Find the string "Analisis" and gather every line that holds it.

• [Extracted data entries]:
--------

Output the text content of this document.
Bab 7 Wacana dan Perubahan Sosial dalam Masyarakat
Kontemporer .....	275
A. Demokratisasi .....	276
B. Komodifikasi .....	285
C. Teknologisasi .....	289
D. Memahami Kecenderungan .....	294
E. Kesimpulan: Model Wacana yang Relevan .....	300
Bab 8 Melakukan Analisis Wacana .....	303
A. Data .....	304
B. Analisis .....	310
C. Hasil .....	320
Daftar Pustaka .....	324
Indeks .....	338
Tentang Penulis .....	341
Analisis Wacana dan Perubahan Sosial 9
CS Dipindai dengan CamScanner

--------

• [Output of the task]:
Bab 8 Melakukan Analisis Wacana .....	303
B. Analisis .....	310
Analisis Wacana dan Perubahan Sosial 9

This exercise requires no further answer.